> _Exercise details_
Each record below must be returned exactly as shown.

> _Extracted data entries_
%%

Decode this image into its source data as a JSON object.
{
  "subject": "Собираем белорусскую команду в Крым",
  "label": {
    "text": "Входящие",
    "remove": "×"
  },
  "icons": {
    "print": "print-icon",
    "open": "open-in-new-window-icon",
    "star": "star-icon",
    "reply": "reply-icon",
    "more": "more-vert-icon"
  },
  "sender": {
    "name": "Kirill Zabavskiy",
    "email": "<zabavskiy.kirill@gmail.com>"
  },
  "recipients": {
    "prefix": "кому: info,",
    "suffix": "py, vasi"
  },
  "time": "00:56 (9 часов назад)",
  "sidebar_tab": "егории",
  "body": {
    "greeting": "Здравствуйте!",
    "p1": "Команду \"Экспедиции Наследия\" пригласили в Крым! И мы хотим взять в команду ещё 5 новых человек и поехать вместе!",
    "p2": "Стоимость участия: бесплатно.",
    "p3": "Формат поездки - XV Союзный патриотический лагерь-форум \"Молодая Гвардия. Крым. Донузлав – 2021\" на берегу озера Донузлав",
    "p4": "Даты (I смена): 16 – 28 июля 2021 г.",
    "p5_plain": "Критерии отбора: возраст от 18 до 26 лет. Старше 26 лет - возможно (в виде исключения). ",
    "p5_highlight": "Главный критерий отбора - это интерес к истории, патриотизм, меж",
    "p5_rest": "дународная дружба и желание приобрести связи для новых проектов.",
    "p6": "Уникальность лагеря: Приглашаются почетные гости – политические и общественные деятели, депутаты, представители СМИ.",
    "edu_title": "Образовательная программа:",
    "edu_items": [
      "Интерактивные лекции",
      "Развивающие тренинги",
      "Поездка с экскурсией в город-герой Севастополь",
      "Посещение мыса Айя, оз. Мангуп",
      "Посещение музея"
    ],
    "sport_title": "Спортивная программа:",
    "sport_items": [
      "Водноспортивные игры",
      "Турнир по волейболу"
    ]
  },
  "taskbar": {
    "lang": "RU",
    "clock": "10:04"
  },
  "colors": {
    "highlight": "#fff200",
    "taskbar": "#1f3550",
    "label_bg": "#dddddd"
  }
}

%%

> _The response_
Decode this image into its source data as a JSON object.
{
  "subject": "Собираем белорусскую команду в Крым",
  "label": {
    "text": "Входящие",
    "remove": "×"
  },
  "icons": {
    "print": "print-icon",
    "open": "open-in-new-window-icon",
    "star": "star-icon",
    "reply": "reply-icon",
    "more": "more-vert-icon"
  },
  "sender": {
    "name": "Kirill Zabavskiy",
    "email": "<zabavskiy.kirill@gmail.com>"
  },
  "recipients": {
    "prefix": "кому: info,",
    "suffix": "py, vasi"
  },
  "time": "00:56 (9 часов назад)",
  "sidebar_tab": "егории",
  "body": {
    "greeting": "Здравствуйте!",
    "p1": "Команду \"Экспедиции Наследия\" пригласили в Крым! И мы хотим взять в команду ещё 5 новых человек и поехать вместе!",
    "p2": "Стоимость участия: бесплатно.",
    "p3": "Формат поездки - XV Союзный патриотический лагерь-форум \"Молодая Гвардия. Крым. Донузлав – 2021\" на берегу озера Донузлав",
    "p4": "Даты (I смена): 16 – 28 июля 2021 г.",
    "p5_plain": "Критерии отбора: возраст от 18 до 26 лет. Старше 26 лет - возможно (в виде исключения). ",
    "p5_highlight": "Главный критерий отбора - это интерес к истории, патриотизм, меж",
    "p5_rest": "дународная дружба и желание приобрести связи для новых проектов.",
    "p6": "Уникальность лагеря: Приглашаются почетные гости – политические и общественные деятели, депутаты, представители СМИ.",
    "edu_title": "Образовательная программа:",
    "edu_items": [
      "Интерактивные лекции",
      "Развивающие тренинги",
      "Поездка с экскурсией в город-герой Севастополь",
      "Посещение мыса Айя, оз. Мангуп",
      "Посещение музея"
    ],
    "sport_title": "Спортивная программа:",
    "sport_items": [
      "Водноспортивные игры",
      "Турнир по волейболу"
    ]
  },
  "taskbar": {
    "lang": "RU",
    "clock": "10:04"
  },
  "colors": {
    "highlight": "#fff200",
    "taskbar": "#1f3550",
    "label_bg": "#dddddd"
  }
}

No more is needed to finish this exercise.